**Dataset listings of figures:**
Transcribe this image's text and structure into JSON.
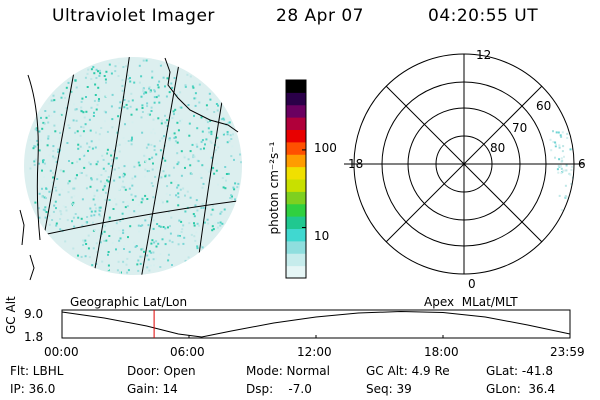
{
  "header": {
    "instrument": "Ultraviolet Imager",
    "date": "28 Apr 07",
    "time": "04:20:55 UT"
  },
  "colorbar": {
    "unit_label": "photon cm⁻²s⁻¹",
    "ticks": [
      {
        "label": "100",
        "value": 100
      },
      {
        "label": "10",
        "value": 10
      }
    ],
    "colors": [
      "#e6f6f6",
      "#c6ecec",
      "#8fdede",
      "#40d8d0",
      "#20c890",
      "#30d040",
      "#7ed020",
      "#c8e000",
      "#f0e000",
      "#ff9c00",
      "#ff5000",
      "#e80000",
      "#b0003a",
      "#6a0060",
      "#2a0048",
      "#000000"
    ]
  },
  "geo_panel": {
    "caption": "Geographic Lat/Lon"
  },
  "polar_panel": {
    "caption": "Apex  MLat/MLT",
    "mlt_labels": {
      "top": "12",
      "left": "18",
      "right": "6",
      "bottom": "0"
    },
    "lat_labels": [
      {
        "label": "60",
        "lat": 60
      },
      {
        "label": "70",
        "lat": 70
      },
      {
        "label": "80",
        "lat": 80
      }
    ]
  },
  "altitude_plot": {
    "ylabel": "GC Alt",
    "y_ticks": [
      "9.0",
      "1.8"
    ],
    "x_ticks": [
      "00:00",
      "06:00",
      "12:00",
      "18:00",
      "23:59"
    ],
    "current_time_hours": 4.35,
    "marker_color": "#e00000"
  },
  "info": {
    "flt": "Flt: LBHL",
    "ip": "IP: 36.0",
    "door": "Door: Open",
    "gain": "Gain: 14",
    "mode": "Mode: Normal",
    "dsp": "Dsp:    -7.0",
    "gcalt": "GC Alt: 4.9 Re",
    "seq": "Seq: 39",
    "glat": "GLat: -41.8",
    "glon": "GLon:  36.4"
  }
}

**YOUR TASK:** Which lines hold the word "caption"? Return all of them from the records above.

**CORRECT RESULT:**
    "caption": "Geographic Lat/Lon"
    "caption": "Apex  MLat/MLT",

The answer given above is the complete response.